What this task involves
Copy out every line in which the string "SMKN" occurs.

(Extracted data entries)
* Start *

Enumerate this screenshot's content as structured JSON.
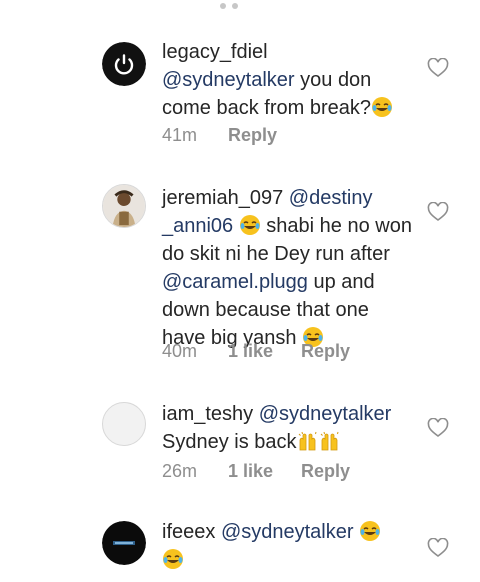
{
  "comments": [
    {
      "username": "legacy_fdiel",
      "mention": "@sydneytalker",
      "text_1": " you don come back from break?",
      "time": "41m",
      "reply_label": "Reply"
    },
    {
      "username": "jeremiah_097",
      "mention_1": "@destiny _anni06",
      "text_1": " shabi he no won do skit ni he Dey run after ",
      "mention_2": "@caramel.plugg",
      "text_2": "  up and down because that one have big yansh ",
      "time": "40m",
      "likes": "1 like",
      "reply_label": "Reply"
    },
    {
      "username": "iam_teshy",
      "mention": "@sydneytalker",
      "text_1": "Sydney is back",
      "time": "26m",
      "likes": "1 like",
      "reply_label": "Reply"
    },
    {
      "username": "ifeeex",
      "mention": "@sydneytalker"
    }
  ],
  "icons": {
    "emoji": "face-with-tears-of-joy",
    "clap": "raising-hands",
    "like": "heart-outline",
    "avatar_1": "power-icon"
  },
  "colors": {
    "mention": "#243a64",
    "muted": "#8e8e8e",
    "text": "#262626"
  }
}
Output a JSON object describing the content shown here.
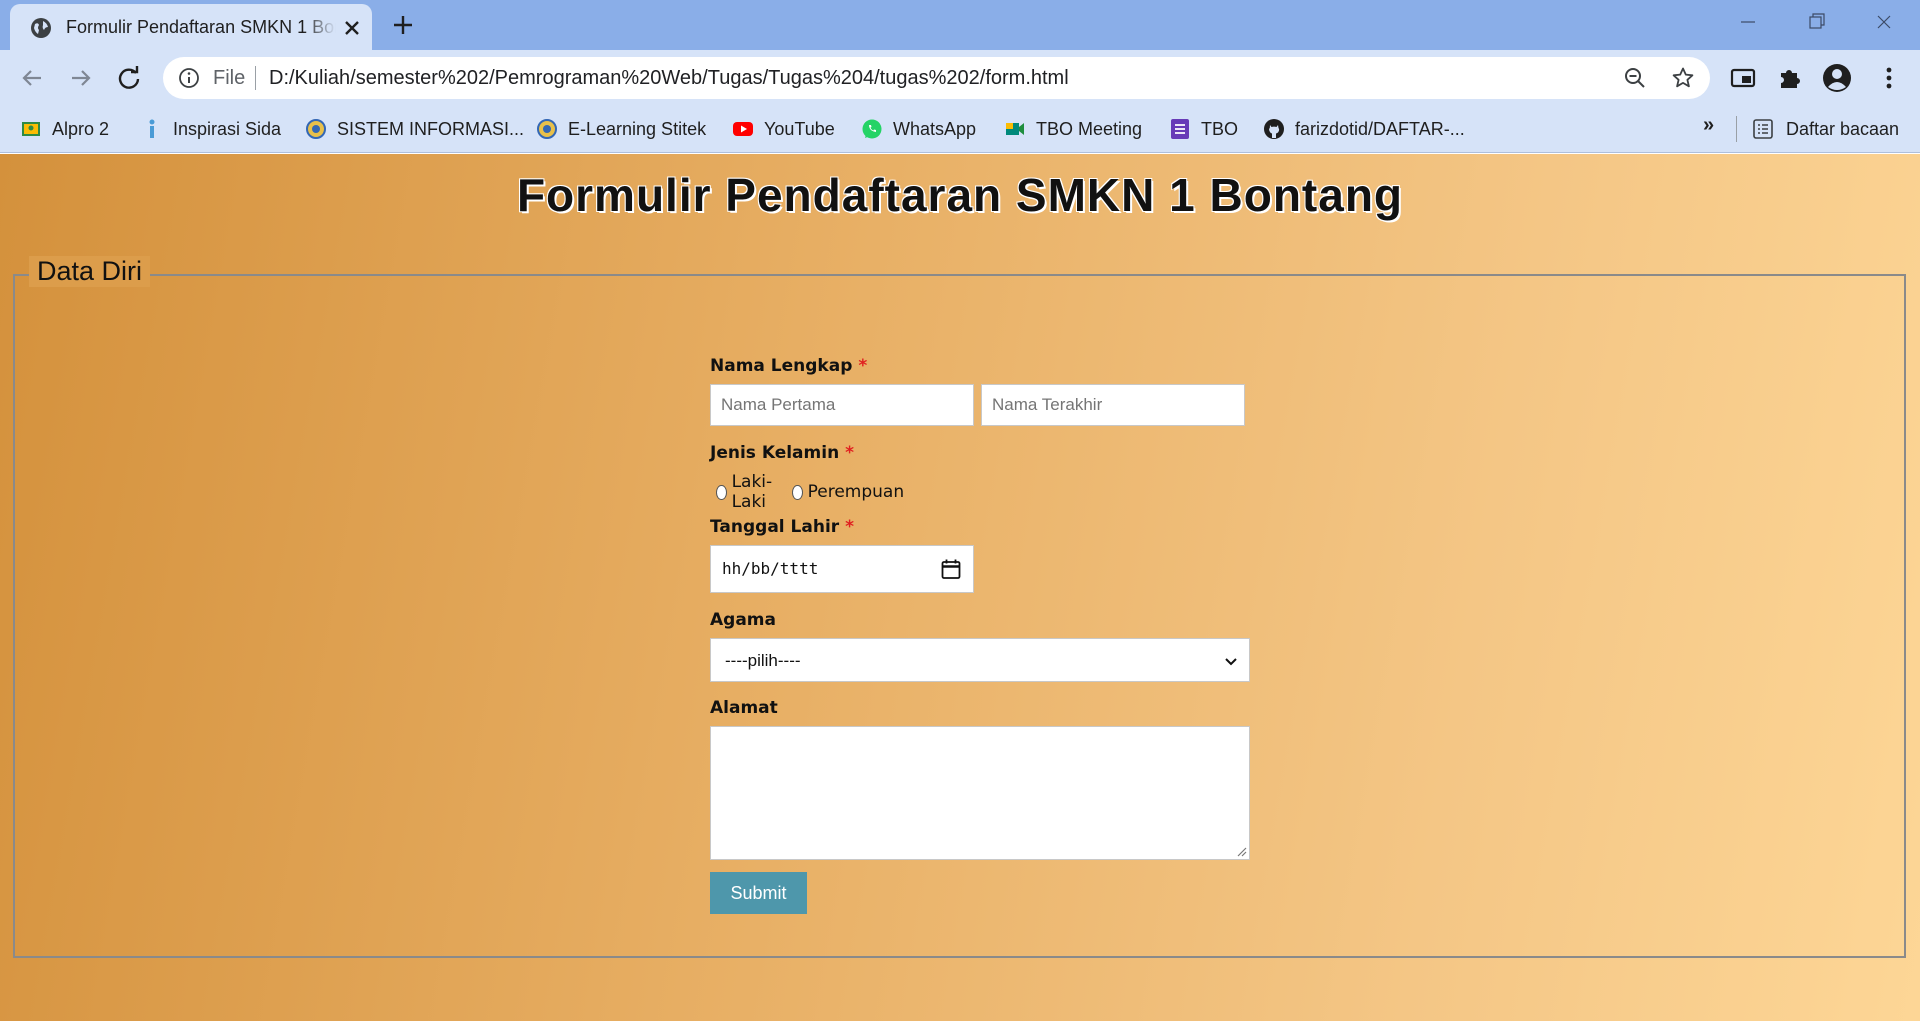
{
  "tab": {
    "title": "Formulir Pendaftaran SMKN 1 Bontang"
  },
  "address_bar": {
    "scheme": "File",
    "url": "D:/Kuliah/semester%202/Pemrograman%20Web/Tugas/Tugas%204/tugas%202/form.html"
  },
  "bookmarks": {
    "items": [
      {
        "label": "Alpro 2",
        "icon": "classroom-icon"
      },
      {
        "label": "Inspirasi Sida",
        "icon": "bookmark-icon"
      },
      {
        "label": "SISTEM INFORMASI...",
        "icon": "campus-icon"
      },
      {
        "label": "E-Learning Stitek",
        "icon": "campus-icon"
      },
      {
        "label": "YouTube",
        "icon": "youtube-icon"
      },
      {
        "label": "WhatsApp",
        "icon": "whatsapp-icon"
      },
      {
        "label": "TBO Meeting",
        "icon": "meet-icon"
      },
      {
        "label": "TBO",
        "icon": "forms-icon"
      },
      {
        "label": "farizdotid/DAFTAR-...",
        "icon": "github-icon"
      }
    ],
    "more": "»",
    "reading_list": "Daftar bacaan"
  },
  "page": {
    "title": "Formulir Pendaftaran SMKN 1 Bontang",
    "fieldset_legend": "Data Diri"
  },
  "form": {
    "name_label": "Nama Lengkap",
    "required_mark": "*",
    "first_name_placeholder": "Nama Pertama",
    "last_name_placeholder": "Nama Terakhir",
    "gender_label": "Jenis Kelamin",
    "gender_options": [
      "Laki-Laki",
      "Perempuan"
    ],
    "dob_label": "Tanggal Lahir",
    "dob_placeholder": "hh/bb/tttt",
    "religion_label": "Agama",
    "religion_selected": "----pilih----",
    "address_label": "Alamat",
    "submit_label": "Submit"
  },
  "colors": {
    "background_start": "#d4913c",
    "background_end": "#fdd696",
    "submit_button": "#4e97ab",
    "required": "#e02020"
  }
}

* End *

Response to the exercise
    "title": "Formulir Pendaftaran SMKN 1 Bontang"
    "title": "Formulir Pendaftaran SMKN 1 Bontang",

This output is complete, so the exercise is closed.